(Your goal) Leave out the pictures and repeat everything else in the records exactly.

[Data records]
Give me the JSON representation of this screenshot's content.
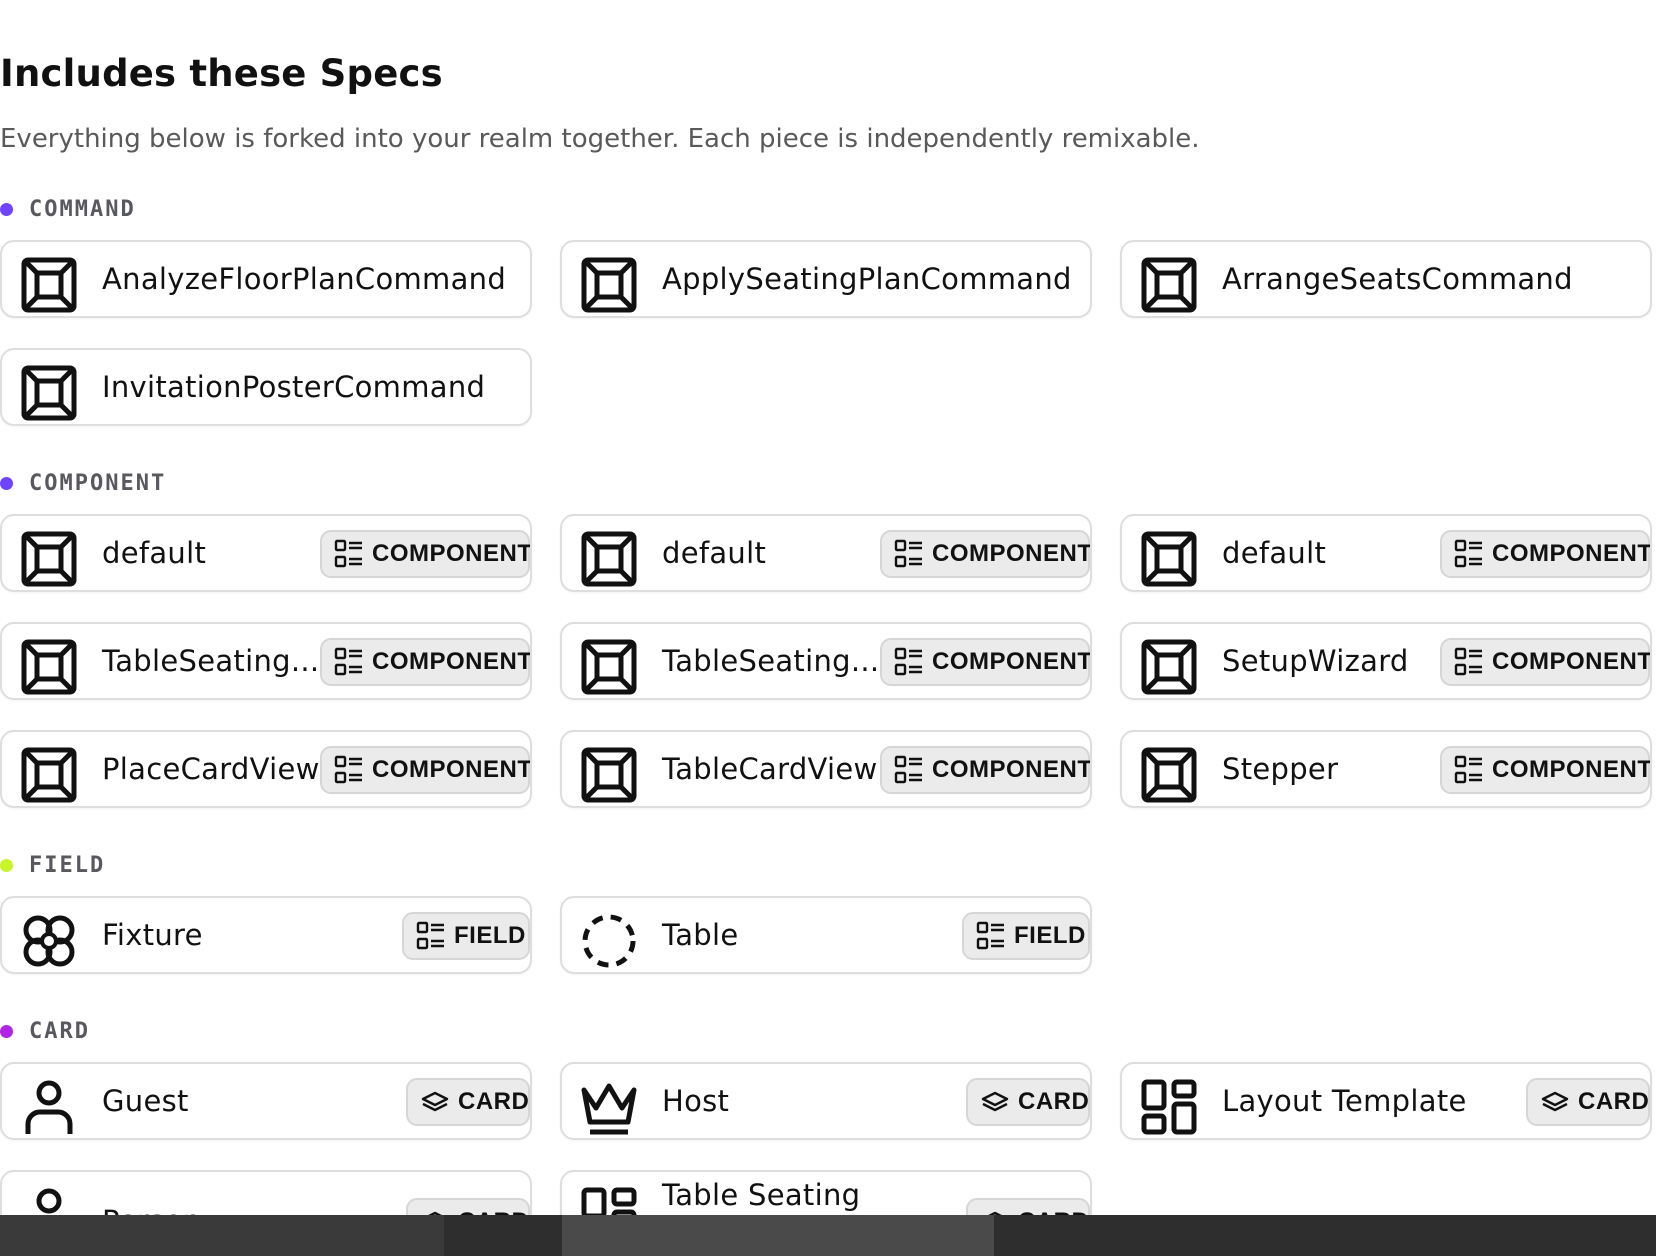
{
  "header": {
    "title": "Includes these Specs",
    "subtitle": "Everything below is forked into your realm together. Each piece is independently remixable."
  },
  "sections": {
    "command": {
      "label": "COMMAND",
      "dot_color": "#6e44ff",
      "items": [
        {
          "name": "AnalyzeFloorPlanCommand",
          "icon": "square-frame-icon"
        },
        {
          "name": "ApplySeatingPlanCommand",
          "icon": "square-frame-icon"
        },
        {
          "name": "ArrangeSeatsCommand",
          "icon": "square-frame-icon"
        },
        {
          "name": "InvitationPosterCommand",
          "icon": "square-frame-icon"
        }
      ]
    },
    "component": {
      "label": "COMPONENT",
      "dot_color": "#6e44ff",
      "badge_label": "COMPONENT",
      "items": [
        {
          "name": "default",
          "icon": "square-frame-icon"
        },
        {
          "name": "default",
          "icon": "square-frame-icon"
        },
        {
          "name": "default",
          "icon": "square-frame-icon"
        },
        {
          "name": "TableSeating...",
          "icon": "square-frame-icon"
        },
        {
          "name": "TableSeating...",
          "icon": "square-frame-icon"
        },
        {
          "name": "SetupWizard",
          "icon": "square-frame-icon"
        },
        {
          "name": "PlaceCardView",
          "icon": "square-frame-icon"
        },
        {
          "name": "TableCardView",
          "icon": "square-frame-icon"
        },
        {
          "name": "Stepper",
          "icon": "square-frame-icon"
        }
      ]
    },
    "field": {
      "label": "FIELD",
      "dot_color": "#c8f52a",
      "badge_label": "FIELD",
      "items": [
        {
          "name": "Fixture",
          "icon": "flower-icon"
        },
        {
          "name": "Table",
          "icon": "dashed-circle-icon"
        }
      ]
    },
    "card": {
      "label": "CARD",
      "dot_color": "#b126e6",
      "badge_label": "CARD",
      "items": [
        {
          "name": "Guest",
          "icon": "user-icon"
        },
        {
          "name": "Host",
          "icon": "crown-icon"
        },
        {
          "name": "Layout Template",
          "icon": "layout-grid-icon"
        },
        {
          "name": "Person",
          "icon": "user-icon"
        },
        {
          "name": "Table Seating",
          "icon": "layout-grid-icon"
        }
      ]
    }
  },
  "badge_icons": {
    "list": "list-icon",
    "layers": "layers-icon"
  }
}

(Solution for this problem)
Give me the JSON representation of this screenshot's content.
{
  "header": {
    "title": "Includes these Specs",
    "subtitle": "Everything below is forked into your realm together. Each piece is independently remixable."
  },
  "sections": {
    "command": {
      "label": "COMMAND",
      "dot_color": "#6e44ff",
      "items": [
        {
          "name": "AnalyzeFloorPlanCommand",
          "icon": "square-frame-icon"
        },
        {
          "name": "ApplySeatingPlanCommand",
          "icon": "square-frame-icon"
        },
        {
          "name": "ArrangeSeatsCommand",
          "icon": "square-frame-icon"
        },
        {
          "name": "InvitationPosterCommand",
          "icon": "square-frame-icon"
        }
      ]
    },
    "component": {
      "label": "COMPONENT",
      "dot_color": "#6e44ff",
      "badge_label": "COMPONENT",
      "items": [
        {
          "name": "default",
          "icon": "square-frame-icon"
        },
        {
          "name": "default",
          "icon": "square-frame-icon"
        },
        {
          "name": "default",
          "icon": "square-frame-icon"
        },
        {
          "name": "TableSeating...",
          "icon": "square-frame-icon"
        },
        {
          "name": "TableSeating...",
          "icon": "square-frame-icon"
        },
        {
          "name": "SetupWizard",
          "icon": "square-frame-icon"
        },
        {
          "name": "PlaceCardView",
          "icon": "square-frame-icon"
        },
        {
          "name": "TableCardView",
          "icon": "square-frame-icon"
        },
        {
          "name": "Stepper",
          "icon": "square-frame-icon"
        }
      ]
    },
    "field": {
      "label": "FIELD",
      "dot_color": "#c8f52a",
      "badge_label": "FIELD",
      "items": [
        {
          "name": "Fixture",
          "icon": "flower-icon"
        },
        {
          "name": "Table",
          "icon": "dashed-circle-icon"
        }
      ]
    },
    "card": {
      "label": "CARD",
      "dot_color": "#b126e6",
      "badge_label": "CARD",
      "items": [
        {
          "name": "Guest",
          "icon": "user-icon"
        },
        {
          "name": "Host",
          "icon": "crown-icon"
        },
        {
          "name": "Layout Template",
          "icon": "layout-grid-icon"
        },
        {
          "name": "Person",
          "icon": "user-icon"
        },
        {
          "name": "Table Seating",
          "icon": "layout-grid-icon"
        }
      ]
    }
  },
  "badge_icons": {
    "list": "list-icon",
    "layers": "layers-icon"
  }
}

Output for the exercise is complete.